Set the listing down again exactly, please, apart from its pictures.

— start of Stored records —

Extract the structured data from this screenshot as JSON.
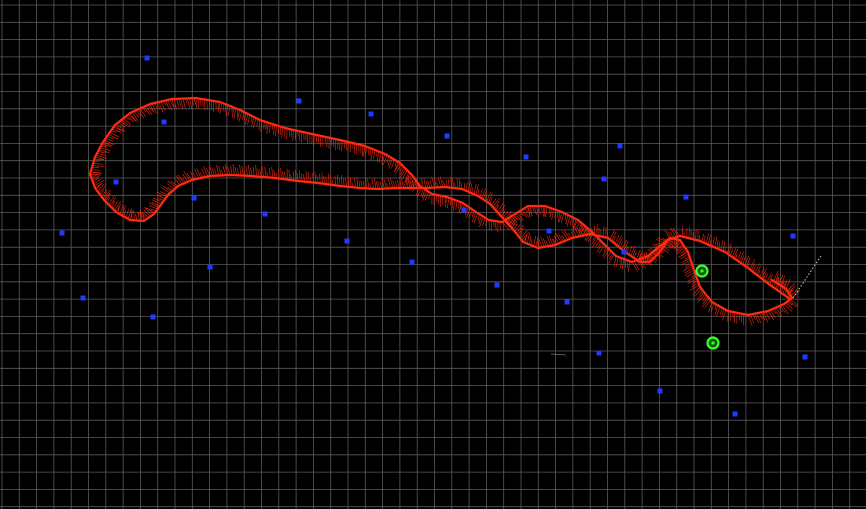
{
  "colors": {
    "background": "#000000",
    "grid": "#5a5a5a",
    "trajectory": "#ff2a10",
    "landmark": "#1e3cff",
    "marker_ring": "#39ff2a",
    "marker_core": "#0a5a0a",
    "sensor_ray": "#d0d0d0"
  }
}
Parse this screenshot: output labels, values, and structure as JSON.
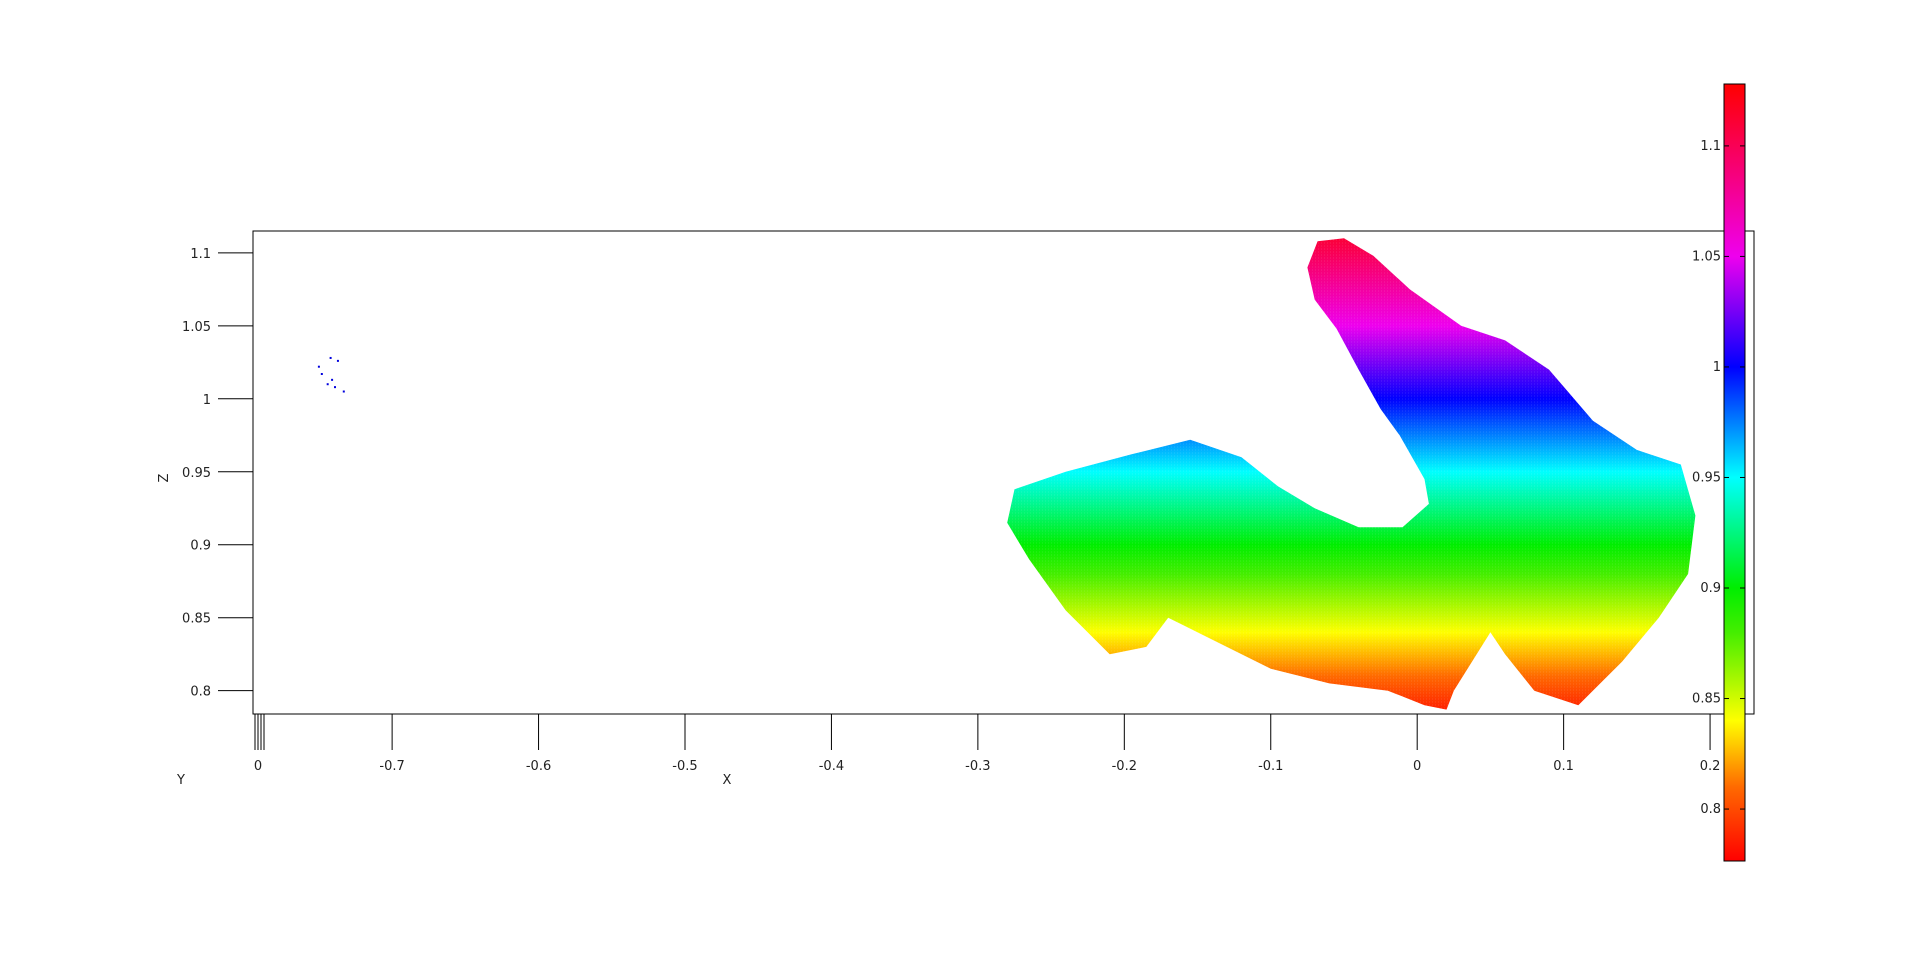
{
  "chart_data": {
    "type": "scatter",
    "title": "",
    "xlabel": "X",
    "ylabel": "Z",
    "y_axis_label": "Y",
    "xlim": [
      -0.795,
      0.23
    ],
    "zlim": [
      0.784,
      1.115
    ],
    "x_ticks": [
      -0.7,
      -0.6,
      -0.5,
      -0.4,
      -0.3,
      -0.2,
      -0.1,
      0,
      0.1,
      0.2
    ],
    "x_tick_labels": [
      "-0.7",
      "-0.6",
      "-0.5",
      "-0.4",
      "-0.3",
      "-0.2",
      "-0.1",
      "0",
      "0.1",
      "0.2"
    ],
    "z_ticks": [
      1.1,
      1.05,
      1.0,
      0.95,
      0.9,
      0.85,
      0.8
    ],
    "z_tick_labels": [
      "1.1",
      "1.05",
      "1",
      "0.95",
      "0.9",
      "0.85",
      "0.8"
    ],
    "y_tick_labels": [
      "0"
    ],
    "grid": false,
    "colormap": "hsv",
    "color_by": "Z",
    "colorbar": {
      "range": [
        0.7765,
        1.128
      ],
      "ticks": [
        1.1,
        1.05,
        1.0,
        0.95,
        0.9,
        0.85,
        0.8
      ],
      "tick_labels": [
        "1.1",
        "1.05",
        "1",
        "0.95",
        "0.9",
        "0.85",
        "0.8"
      ],
      "stops": [
        {
          "value": 0.7765,
          "color": "#ff0000"
        },
        {
          "value": 0.81,
          "color": "#ff6a00"
        },
        {
          "value": 0.84,
          "color": "#ffff00"
        },
        {
          "value": 0.88,
          "color": "#44ee00"
        },
        {
          "value": 0.9,
          "color": "#00ee00"
        },
        {
          "value": 0.95,
          "color": "#00ffff"
        },
        {
          "value": 1.0,
          "color": "#0000ff"
        },
        {
          "value": 1.05,
          "color": "#ee00ee"
        },
        {
          "value": 1.128,
          "color": "#ff0000"
        }
      ]
    },
    "point_cloud_main": {
      "outline": [
        [
          -0.275,
          0.938
        ],
        [
          -0.24,
          0.95
        ],
        [
          -0.195,
          0.962
        ],
        [
          -0.155,
          0.972
        ],
        [
          -0.12,
          0.96
        ],
        [
          -0.095,
          0.94
        ],
        [
          -0.07,
          0.925
        ],
        [
          -0.04,
          0.912
        ],
        [
          -0.01,
          0.912
        ],
        [
          0.008,
          0.928
        ],
        [
          0.005,
          0.945
        ],
        [
          -0.012,
          0.975
        ],
        [
          -0.025,
          0.993
        ],
        [
          -0.04,
          1.02
        ],
        [
          -0.055,
          1.048
        ],
        [
          -0.07,
          1.068
        ],
        [
          -0.075,
          1.09
        ],
        [
          -0.068,
          1.108
        ],
        [
          -0.05,
          1.11
        ],
        [
          -0.03,
          1.098
        ],
        [
          -0.005,
          1.075
        ],
        [
          0.03,
          1.05
        ],
        [
          0.06,
          1.04
        ],
        [
          0.09,
          1.02
        ],
        [
          0.12,
          0.985
        ],
        [
          0.15,
          0.965
        ],
        [
          0.18,
          0.955
        ],
        [
          0.19,
          0.92
        ],
        [
          0.185,
          0.88
        ],
        [
          0.165,
          0.85
        ],
        [
          0.14,
          0.82
        ],
        [
          0.11,
          0.79
        ],
        [
          0.08,
          0.8
        ],
        [
          0.06,
          0.825
        ],
        [
          0.05,
          0.84
        ],
        [
          0.025,
          0.8
        ],
        [
          0.02,
          0.787
        ],
        [
          0.005,
          0.79
        ],
        [
          -0.02,
          0.8
        ],
        [
          -0.06,
          0.805
        ],
        [
          -0.1,
          0.815
        ],
        [
          -0.13,
          0.83
        ],
        [
          -0.16,
          0.845
        ],
        [
          -0.17,
          0.85
        ],
        [
          -0.185,
          0.83
        ],
        [
          -0.21,
          0.825
        ],
        [
          -0.24,
          0.855
        ],
        [
          -0.265,
          0.89
        ],
        [
          -0.28,
          0.915
        ]
      ]
    },
    "point_cloud_outlier": {
      "points": [
        [
          -0.75,
          1.022
        ],
        [
          -0.748,
          1.017
        ],
        [
          -0.744,
          1.01
        ],
        [
          -0.742,
          1.028
        ],
        [
          -0.741,
          1.013
        ],
        [
          -0.739,
          1.008
        ],
        [
          -0.737,
          1.026
        ],
        [
          -0.733,
          1.005
        ]
      ],
      "z_level": 1.0
    }
  }
}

— end of Stored records —

■ **Full solution**
Extract the structured data from this screenshot as JSON.
{
  "colors": {
    "background": "#000000",
    "grid": "#5a5a5a",
    "trajectory": "#ff2a10",
    "landmark": "#1e3cff",
    "marker_ring": "#39ff2a",
    "marker_core": "#0a5a0a",
    "sensor_ray": "#d0d0d0"
  }
}
Parse this screenshot: output labels, values, and structure as JSON.
{
  "chart_data": {
    "type": "scatter",
    "title": "",
    "xlabel": "X",
    "ylabel": "Z",
    "y_axis_label": "Y",
    "xlim": [
      -0.795,
      0.23
    ],
    "zlim": [
      0.784,
      1.115
    ],
    "x_ticks": [
      -0.7,
      -0.6,
      -0.5,
      -0.4,
      -0.3,
      -0.2,
      -0.1,
      0,
      0.1,
      0.2
    ],
    "x_tick_labels": [
      "-0.7",
      "-0.6",
      "-0.5",
      "-0.4",
      "-0.3",
      "-0.2",
      "-0.1",
      "0",
      "0.1",
      "0.2"
    ],
    "z_ticks": [
      1.1,
      1.05,
      1.0,
      0.95,
      0.9,
      0.85,
      0.8
    ],
    "z_tick_labels": [
      "1.1",
      "1.05",
      "1",
      "0.95",
      "0.9",
      "0.85",
      "0.8"
    ],
    "y_tick_labels": [
      "0"
    ],
    "grid": false,
    "colormap": "hsv",
    "color_by": "Z",
    "colorbar": {
      "range": [
        0.7765,
        1.128
      ],
      "ticks": [
        1.1,
        1.05,
        1.0,
        0.95,
        0.9,
        0.85,
        0.8
      ],
      "tick_labels": [
        "1.1",
        "1.05",
        "1",
        "0.95",
        "0.9",
        "0.85",
        "0.8"
      ],
      "stops": [
        {
          "value": 0.7765,
          "color": "#ff0000"
        },
        {
          "value": 0.81,
          "color": "#ff6a00"
        },
        {
          "value": 0.84,
          "color": "#ffff00"
        },
        {
          "value": 0.88,
          "color": "#44ee00"
        },
        {
          "value": 0.9,
          "color": "#00ee00"
        },
        {
          "value": 0.95,
          "color": "#00ffff"
        },
        {
          "value": 1.0,
          "color": "#0000ff"
        },
        {
          "value": 1.05,
          "color": "#ee00ee"
        },
        {
          "value": 1.128,
          "color": "#ff0000"
        }
      ]
    },
    "point_cloud_main": {
      "outline": [
        [
          -0.275,
          0.938
        ],
        [
          -0.24,
          0.95
        ],
        [
          -0.195,
          0.962
        ],
        [
          -0.155,
          0.972
        ],
        [
          -0.12,
          0.96
        ],
        [
          -0.095,
          0.94
        ],
        [
          -0.07,
          0.925
        ],
        [
          -0.04,
          0.912
        ],
        [
          -0.01,
          0.912
        ],
        [
          0.008,
          0.928
        ],
        [
          0.005,
          0.945
        ],
        [
          -0.012,
          0.975
        ],
        [
          -0.025,
          0.993
        ],
        [
          -0.04,
          1.02
        ],
        [
          -0.055,
          1.048
        ],
        [
          -0.07,
          1.068
        ],
        [
          -0.075,
          1.09
        ],
        [
          -0.068,
          1.108
        ],
        [
          -0.05,
          1.11
        ],
        [
          -0.03,
          1.098
        ],
        [
          -0.005,
          1.075
        ],
        [
          0.03,
          1.05
        ],
        [
          0.06,
          1.04
        ],
        [
          0.09,
          1.02
        ],
        [
          0.12,
          0.985
        ],
        [
          0.15,
          0.965
        ],
        [
          0.18,
          0.955
        ],
        [
          0.19,
          0.92
        ],
        [
          0.185,
          0.88
        ],
        [
          0.165,
          0.85
        ],
        [
          0.14,
          0.82
        ],
        [
          0.11,
          0.79
        ],
        [
          0.08,
          0.8
        ],
        [
          0.06,
          0.825
        ],
        [
          0.05,
          0.84
        ],
        [
          0.025,
          0.8
        ],
        [
          0.02,
          0.787
        ],
        [
          0.005,
          0.79
        ],
        [
          -0.02,
          0.8
        ],
        [
          -0.06,
          0.805
        ],
        [
          -0.1,
          0.815
        ],
        [
          -0.13,
          0.83
        ],
        [
          -0.16,
          0.845
        ],
        [
          -0.17,
          0.85
        ],
        [
          -0.185,
          0.83
        ],
        [
          -0.21,
          0.825
        ],
        [
          -0.24,
          0.855
        ],
        [
          -0.265,
          0.89
        ],
        [
          -0.28,
          0.915
        ]
      ]
    },
    "point_cloud_outlier": {
      "points": [
        [
          -0.75,
          1.022
        ],
        [
          -0.748,
          1.017
        ],
        [
          -0.744,
          1.01
        ],
        [
          -0.742,
          1.028
        ],
        [
          -0.741,
          1.013
        ],
        [
          -0.739,
          1.008
        ],
        [
          -0.737,
          1.026
        ],
        [
          -0.733,
          1.005
        ]
      ],
      "z_level": 1.0
    }
  }
}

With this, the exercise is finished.